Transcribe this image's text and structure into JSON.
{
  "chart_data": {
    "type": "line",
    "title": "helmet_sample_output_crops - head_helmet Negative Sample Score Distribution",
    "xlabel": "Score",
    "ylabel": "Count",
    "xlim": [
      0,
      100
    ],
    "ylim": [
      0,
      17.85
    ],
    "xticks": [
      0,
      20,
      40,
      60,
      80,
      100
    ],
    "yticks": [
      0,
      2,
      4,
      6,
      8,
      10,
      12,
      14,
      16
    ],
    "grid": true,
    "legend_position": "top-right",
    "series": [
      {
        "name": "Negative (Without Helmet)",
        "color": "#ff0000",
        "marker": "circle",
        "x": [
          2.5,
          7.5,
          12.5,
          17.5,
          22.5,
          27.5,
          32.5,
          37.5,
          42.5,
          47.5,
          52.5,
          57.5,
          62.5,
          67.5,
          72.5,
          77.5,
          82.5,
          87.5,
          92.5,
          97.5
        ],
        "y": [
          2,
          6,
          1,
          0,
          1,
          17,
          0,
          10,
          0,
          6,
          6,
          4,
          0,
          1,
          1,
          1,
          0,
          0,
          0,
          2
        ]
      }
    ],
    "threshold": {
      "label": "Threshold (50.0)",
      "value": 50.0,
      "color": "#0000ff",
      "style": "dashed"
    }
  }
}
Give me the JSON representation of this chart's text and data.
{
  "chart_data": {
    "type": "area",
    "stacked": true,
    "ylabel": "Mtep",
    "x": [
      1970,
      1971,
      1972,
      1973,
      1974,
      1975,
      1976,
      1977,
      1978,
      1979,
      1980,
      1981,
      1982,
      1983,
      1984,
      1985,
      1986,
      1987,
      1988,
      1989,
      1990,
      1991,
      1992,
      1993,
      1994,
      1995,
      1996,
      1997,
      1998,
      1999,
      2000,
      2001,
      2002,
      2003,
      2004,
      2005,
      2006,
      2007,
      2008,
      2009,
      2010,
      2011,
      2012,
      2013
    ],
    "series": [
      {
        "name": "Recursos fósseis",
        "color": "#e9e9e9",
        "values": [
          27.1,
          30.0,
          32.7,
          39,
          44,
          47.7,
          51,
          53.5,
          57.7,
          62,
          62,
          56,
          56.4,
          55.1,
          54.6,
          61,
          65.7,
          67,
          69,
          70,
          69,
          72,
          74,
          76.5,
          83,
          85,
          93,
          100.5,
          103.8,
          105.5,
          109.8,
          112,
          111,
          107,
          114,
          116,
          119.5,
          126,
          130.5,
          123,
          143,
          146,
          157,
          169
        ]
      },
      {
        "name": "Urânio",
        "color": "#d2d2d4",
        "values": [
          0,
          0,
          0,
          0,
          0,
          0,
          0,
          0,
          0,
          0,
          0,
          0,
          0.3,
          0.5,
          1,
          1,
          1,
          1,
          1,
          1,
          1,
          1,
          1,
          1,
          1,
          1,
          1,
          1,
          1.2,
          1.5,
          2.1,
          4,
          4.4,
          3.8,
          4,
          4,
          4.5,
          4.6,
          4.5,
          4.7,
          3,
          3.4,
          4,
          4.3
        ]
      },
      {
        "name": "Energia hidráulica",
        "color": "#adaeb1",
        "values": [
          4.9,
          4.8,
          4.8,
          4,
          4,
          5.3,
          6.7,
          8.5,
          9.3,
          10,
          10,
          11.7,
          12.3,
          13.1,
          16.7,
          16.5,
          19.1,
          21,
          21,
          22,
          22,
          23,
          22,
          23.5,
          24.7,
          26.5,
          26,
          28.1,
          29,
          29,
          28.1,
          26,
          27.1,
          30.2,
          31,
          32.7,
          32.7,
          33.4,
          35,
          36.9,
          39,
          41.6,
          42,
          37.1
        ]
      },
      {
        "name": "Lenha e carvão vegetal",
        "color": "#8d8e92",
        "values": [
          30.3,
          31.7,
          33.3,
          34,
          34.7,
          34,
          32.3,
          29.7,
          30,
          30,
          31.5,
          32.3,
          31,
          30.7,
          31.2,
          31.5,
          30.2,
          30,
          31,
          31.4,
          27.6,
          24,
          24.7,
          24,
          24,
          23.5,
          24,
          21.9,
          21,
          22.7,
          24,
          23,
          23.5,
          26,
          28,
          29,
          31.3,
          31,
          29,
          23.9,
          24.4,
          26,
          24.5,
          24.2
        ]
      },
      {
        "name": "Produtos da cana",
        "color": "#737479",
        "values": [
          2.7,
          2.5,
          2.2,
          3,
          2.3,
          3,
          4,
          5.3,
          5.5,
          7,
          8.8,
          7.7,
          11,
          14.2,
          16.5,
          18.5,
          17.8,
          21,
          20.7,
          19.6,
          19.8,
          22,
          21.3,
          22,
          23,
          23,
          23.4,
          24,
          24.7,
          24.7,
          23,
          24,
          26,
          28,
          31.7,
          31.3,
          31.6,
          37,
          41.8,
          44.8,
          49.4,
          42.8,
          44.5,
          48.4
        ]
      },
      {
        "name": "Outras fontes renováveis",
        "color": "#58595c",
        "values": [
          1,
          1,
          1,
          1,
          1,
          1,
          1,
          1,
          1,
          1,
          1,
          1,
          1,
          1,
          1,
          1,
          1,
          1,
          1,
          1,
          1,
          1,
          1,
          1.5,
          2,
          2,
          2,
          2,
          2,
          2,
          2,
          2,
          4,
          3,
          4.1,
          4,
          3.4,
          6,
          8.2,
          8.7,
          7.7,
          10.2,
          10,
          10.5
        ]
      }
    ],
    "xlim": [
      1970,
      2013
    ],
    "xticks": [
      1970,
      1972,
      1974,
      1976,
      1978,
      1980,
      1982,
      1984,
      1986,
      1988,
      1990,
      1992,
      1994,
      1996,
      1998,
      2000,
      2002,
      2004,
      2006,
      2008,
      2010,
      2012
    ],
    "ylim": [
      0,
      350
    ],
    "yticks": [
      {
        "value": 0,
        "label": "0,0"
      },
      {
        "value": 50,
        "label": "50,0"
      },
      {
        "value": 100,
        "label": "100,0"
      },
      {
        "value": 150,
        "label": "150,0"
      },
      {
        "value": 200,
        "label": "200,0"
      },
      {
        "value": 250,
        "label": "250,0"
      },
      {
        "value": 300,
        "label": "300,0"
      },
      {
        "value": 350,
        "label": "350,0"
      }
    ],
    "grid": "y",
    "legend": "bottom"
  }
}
++++++++++++++++++++
- Goal -
The records above should be repeated in full, exactly as given.

- Worked solution -
Transcribe this image's text and structure into JSON.
{
  "chart_data": {
    "type": "line",
    "title": "helmet_sample_output_crops - head_helmet Negative Sample Score Distribution",
    "xlabel": "Score",
    "ylabel": "Count",
    "xlim": [
      0,
      100
    ],
    "ylim": [
      0,
      17.85
    ],
    "xticks": [
      0,
      20,
      40,
      60,
      80,
      100
    ],
    "yticks": [
      0,
      2,
      4,
      6,
      8,
      10,
      12,
      14,
      16
    ],
    "grid": true,
    "legend_position": "top-right",
    "series": [
      {
        "name": "Negative (Without Helmet)",
        "color": "#ff0000",
        "marker": "circle",
        "x": [
          2.5,
          7.5,
          12.5,
          17.5,
          22.5,
          27.5,
          32.5,
          37.5,
          42.5,
          47.5,
          52.5,
          57.5,
          62.5,
          67.5,
          72.5,
          77.5,
          82.5,
          87.5,
          92.5,
          97.5
        ],
        "y": [
          2,
          6,
          1,
          0,
          1,
          17,
          0,
          10,
          0,
          6,
          6,
          4,
          0,
          1,
          1,
          1,
          0,
          0,
          0,
          2
        ]
      }
    ],
    "threshold": {
      "label": "Threshold (50.0)",
      "value": 50.0,
      "color": "#0000ff",
      "style": "dashed"
    }
  }
}
Give me the JSON representation of this chart's text and data.
{
  "chart_data": {
    "type": "area",
    "stacked": true,
    "ylabel": "Mtep",
    "x": [
      1970,
      1971,
      1972,
      1973,
      1974,
      1975,
      1976,
      1977,
      1978,
      1979,
      1980,
      1981,
      1982,
      1983,
      1984,
      1985,
      1986,
      1987,
      1988,
      1989,
      1990,
      1991,
      1992,
      1993,
      1994,
      1995,
      1996,
      1997,
      1998,
      1999,
      2000,
      2001,
      2002,
      2003,
      2004,
      2005,
      2006,
      2007,
      2008,
      2009,
      2010,
      2011,
      2012,
      2013
    ],
    "series": [
      {
        "name": "Recursos fósseis",
        "color": "#e9e9e9",
        "values": [
          27.1,
          30.0,
          32.7,
          39,
          44,
          47.7,
          51,
          53.5,
          57.7,
          62,
          62,
          56,
          56.4,
          55.1,
          54.6,
          61,
          65.7,
          67,
          69,
          70,
          69,
          72,
          74,
          76.5,
          83,
          85,
          93,
          100.5,
          103.8,
          105.5,
          109.8,
          112,
          111,
          107,
          114,
          116,
          119.5,
          126,
          130.5,
          123,
          143,
          146,
          157,
          169
        ]
      },
      {
        "name": "Urânio",
        "color": "#d2d2d4",
        "values": [
          0,
          0,
          0,
          0,
          0,
          0,
          0,
          0,
          0,
          0,
          0,
          0,
          0.3,
          0.5,
          1,
          1,
          1,
          1,
          1,
          1,
          1,
          1,
          1,
          1,
          1,
          1,
          1,
          1,
          1.2,
          1.5,
          2.1,
          4,
          4.4,
          3.8,
          4,
          4,
          4.5,
          4.6,
          4.5,
          4.7,
          3,
          3.4,
          4,
          4.3
        ]
      },
      {
        "name": "Energia hidráulica",
        "color": "#adaeb1",
        "values": [
          4.9,
          4.8,
          4.8,
          4,
          4,
          5.3,
          6.7,
          8.5,
          9.3,
          10,
          10,
          11.7,
          12.3,
          13.1,
          16.7,
          16.5,
          19.1,
          21,
          21,
          22,
          22,
          23,
          22,
          23.5,
          24.7,
          26.5,
          26,
          28.1,
          29,
          29,
          28.1,
          26,
          27.1,
          30.2,
          31,
          32.7,
          32.7,
          33.4,
          35,
          36.9,
          39,
          41.6,
          42,
          37.1
        ]
      },
      {
        "name": "Lenha e carvão vegetal",
        "color": "#8d8e92",
        "values": [
          30.3,
          31.7,
          33.3,
          34,
          34.7,
          34,
          32.3,
          29.7,
          30,
          30,
          31.5,
          32.3,
          31,
          30.7,
          31.2,
          31.5,
          30.2,
          30,
          31,
          31.4,
          27.6,
          24,
          24.7,
          24,
          24,
          23.5,
          24,
          21.9,
          21,
          22.7,
          24,
          23,
          23.5,
          26,
          28,
          29,
          31.3,
          31,
          29,
          23.9,
          24.4,
          26,
          24.5,
          24.2
        ]
      },
      {
        "name": "Produtos da cana",
        "color": "#737479",
        "values": [
          2.7,
          2.5,
          2.2,
          3,
          2.3,
          3,
          4,
          5.3,
          5.5,
          7,
          8.8,
          7.7,
          11,
          14.2,
          16.5,
          18.5,
          17.8,
          21,
          20.7,
          19.6,
          19.8,
          22,
          21.3,
          22,
          23,
          23,
          23.4,
          24,
          24.7,
          24.7,
          23,
          24,
          26,
          28,
          31.7,
          31.3,
          31.6,
          37,
          41.8,
          44.8,
          49.4,
          42.8,
          44.5,
          48.4
        ]
      },
      {
        "name": "Outras fontes renováveis",
        "color": "#58595c",
        "values": [
          1,
          1,
          1,
          1,
          1,
          1,
          1,
          1,
          1,
          1,
          1,
          1,
          1,
          1,
          1,
          1,
          1,
          1,
          1,
          1,
          1,
          1,
          1,
          1.5,
          2,
          2,
          2,
          2,
          2,
          2,
          2,
          2,
          4,
          3,
          4.1,
          4,
          3.4,
          6,
          8.2,
          8.7,
          7.7,
          10.2,
          10,
          10.5
        ]
      }
    ],
    "xlim": [
      1970,
      2013
    ],
    "xticks": [
      1970,
      1972,
      1974,
      1976,
      1978,
      1980,
      1982,
      1984,
      1986,
      1988,
      1990,
      1992,
      1994,
      1996,
      1998,
      2000,
      2002,
      2004,
      2006,
      2008,
      2010,
      2012
    ],
    "ylim": [
      0,
      350
    ],
    "yticks": [
      {
        "value": 0,
        "label": "0,0"
      },
      {
        "value": 50,
        "label": "50,0"
      },
      {
        "value": 100,
        "label": "100,0"
      },
      {
        "value": 150,
        "label": "150,0"
      },
      {
        "value": 200,
        "label": "200,0"
      },
      {
        "value": 250,
        "label": "250,0"
      },
      {
        "value": 300,
        "label": "300,0"
      },
      {
        "value": 350,
        "label": "350,0"
      }
    ],
    "grid": "y",
    "legend": "bottom"
  }
}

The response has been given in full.